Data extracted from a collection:

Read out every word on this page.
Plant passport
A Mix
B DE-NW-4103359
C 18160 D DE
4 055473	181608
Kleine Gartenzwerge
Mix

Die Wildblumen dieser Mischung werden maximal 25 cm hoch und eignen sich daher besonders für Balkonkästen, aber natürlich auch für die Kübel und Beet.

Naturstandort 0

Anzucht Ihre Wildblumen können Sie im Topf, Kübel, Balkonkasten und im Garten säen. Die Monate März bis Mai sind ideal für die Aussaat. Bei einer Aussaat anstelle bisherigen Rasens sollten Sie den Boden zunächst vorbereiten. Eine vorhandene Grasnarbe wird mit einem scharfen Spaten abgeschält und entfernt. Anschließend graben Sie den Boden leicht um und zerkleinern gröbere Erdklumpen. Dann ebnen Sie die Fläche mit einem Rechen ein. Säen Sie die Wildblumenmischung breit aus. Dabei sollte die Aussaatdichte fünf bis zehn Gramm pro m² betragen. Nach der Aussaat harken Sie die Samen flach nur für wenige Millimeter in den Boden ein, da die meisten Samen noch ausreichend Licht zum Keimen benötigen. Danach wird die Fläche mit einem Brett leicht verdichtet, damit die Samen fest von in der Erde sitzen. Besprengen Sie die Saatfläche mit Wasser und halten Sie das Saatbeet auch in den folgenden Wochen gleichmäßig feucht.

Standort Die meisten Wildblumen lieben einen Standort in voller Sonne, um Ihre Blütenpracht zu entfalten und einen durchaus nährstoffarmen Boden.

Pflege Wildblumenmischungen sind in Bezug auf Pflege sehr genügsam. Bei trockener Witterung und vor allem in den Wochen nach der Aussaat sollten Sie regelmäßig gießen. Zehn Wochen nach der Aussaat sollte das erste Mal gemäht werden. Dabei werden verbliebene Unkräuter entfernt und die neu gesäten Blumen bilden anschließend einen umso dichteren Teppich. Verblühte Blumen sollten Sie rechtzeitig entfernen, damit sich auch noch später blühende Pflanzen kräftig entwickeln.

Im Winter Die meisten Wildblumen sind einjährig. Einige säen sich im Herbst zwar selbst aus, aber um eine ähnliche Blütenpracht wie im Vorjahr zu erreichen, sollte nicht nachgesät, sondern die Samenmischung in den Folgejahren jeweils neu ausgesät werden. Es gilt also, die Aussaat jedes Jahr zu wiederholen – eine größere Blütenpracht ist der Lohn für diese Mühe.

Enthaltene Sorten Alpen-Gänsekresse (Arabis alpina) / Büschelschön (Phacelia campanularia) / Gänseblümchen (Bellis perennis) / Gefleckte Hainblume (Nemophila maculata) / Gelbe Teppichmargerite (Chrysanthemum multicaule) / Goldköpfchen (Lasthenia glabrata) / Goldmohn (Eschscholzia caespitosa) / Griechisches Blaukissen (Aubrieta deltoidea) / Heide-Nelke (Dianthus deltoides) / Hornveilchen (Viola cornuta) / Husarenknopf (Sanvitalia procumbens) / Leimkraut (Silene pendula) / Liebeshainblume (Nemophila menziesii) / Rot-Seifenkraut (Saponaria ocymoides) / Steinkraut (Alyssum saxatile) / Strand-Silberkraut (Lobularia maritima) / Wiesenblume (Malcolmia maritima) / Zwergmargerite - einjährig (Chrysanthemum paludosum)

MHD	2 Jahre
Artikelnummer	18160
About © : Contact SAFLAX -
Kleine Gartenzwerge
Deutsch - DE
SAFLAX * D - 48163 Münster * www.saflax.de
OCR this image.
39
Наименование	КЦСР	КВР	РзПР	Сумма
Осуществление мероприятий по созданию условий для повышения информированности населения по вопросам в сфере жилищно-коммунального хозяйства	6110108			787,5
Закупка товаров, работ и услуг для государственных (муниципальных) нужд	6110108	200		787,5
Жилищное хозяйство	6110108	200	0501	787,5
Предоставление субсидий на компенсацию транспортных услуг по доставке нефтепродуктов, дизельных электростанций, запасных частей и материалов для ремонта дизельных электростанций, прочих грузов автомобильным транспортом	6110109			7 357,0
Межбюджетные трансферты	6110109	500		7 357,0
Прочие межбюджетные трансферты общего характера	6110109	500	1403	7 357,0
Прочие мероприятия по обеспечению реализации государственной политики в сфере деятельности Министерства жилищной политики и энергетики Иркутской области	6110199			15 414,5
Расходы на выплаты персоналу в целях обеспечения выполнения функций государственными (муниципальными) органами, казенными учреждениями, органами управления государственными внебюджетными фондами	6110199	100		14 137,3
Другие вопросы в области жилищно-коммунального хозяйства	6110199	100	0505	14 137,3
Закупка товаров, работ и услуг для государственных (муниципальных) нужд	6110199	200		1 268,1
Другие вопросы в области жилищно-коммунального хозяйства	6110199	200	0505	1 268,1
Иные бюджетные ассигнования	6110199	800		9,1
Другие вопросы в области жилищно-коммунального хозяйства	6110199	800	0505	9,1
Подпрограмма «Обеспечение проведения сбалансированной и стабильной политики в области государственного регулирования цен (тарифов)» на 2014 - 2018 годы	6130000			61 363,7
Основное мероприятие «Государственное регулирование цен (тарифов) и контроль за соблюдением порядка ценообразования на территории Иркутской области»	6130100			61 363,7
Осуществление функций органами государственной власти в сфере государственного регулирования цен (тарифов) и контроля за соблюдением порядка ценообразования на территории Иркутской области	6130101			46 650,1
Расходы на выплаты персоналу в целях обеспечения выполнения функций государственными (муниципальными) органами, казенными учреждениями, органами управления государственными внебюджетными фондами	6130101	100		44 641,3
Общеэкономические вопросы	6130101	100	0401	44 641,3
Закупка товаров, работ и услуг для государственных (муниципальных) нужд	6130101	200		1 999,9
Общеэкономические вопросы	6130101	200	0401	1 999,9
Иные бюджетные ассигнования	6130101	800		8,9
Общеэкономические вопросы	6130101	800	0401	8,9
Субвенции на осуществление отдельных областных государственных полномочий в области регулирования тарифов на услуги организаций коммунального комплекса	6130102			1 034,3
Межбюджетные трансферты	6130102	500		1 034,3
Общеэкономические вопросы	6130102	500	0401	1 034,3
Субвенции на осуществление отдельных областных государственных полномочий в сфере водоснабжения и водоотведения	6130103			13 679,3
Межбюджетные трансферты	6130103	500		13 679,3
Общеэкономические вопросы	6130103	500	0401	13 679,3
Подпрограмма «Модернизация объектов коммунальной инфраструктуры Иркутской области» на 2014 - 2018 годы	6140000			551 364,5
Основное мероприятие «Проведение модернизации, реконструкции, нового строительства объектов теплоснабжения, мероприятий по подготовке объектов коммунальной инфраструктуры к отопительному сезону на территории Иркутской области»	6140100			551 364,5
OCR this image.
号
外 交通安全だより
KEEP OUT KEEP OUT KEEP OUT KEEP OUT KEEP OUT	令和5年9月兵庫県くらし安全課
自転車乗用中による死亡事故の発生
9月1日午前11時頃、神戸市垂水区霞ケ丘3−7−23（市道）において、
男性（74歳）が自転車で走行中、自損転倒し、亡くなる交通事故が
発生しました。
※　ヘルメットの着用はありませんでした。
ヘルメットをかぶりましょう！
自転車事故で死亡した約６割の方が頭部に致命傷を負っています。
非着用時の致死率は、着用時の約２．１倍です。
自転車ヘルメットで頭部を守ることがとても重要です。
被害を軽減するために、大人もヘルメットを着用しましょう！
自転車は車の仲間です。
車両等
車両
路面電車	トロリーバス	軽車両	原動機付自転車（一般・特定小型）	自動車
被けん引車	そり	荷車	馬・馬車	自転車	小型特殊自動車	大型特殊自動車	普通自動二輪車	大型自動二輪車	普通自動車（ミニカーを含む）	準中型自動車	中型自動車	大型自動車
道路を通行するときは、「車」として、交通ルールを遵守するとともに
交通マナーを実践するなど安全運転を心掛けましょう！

What you will do – Where a line above includes "einen", copy that line.

Final result –
Standort Die meisten Wildblumen lieben einen Standort in voller Sonne, um Ihre Blütenpracht zu entfalten und einen durchaus nährstoffarmen Boden.
Pflege Wildblumenmischungen sind in Bezug auf Pflege sehr genügsam. Bei trockener Witterung und vor allem in den Wochen nach der Aussaat sollten Sie regelmäßig gießen. Zehn Wochen nach der Aussaat sollte das erste Mal gemäht werden. Dabei werden verbliebene Unkräuter entfernt und die neu gesäten Blumen bilden anschließend einen umso dichteren Teppich. Verblühte Blumen sollten Sie rechtzeitig entfernen, damit sich auch noch später blühende Pflanzen kräftig entwickeln.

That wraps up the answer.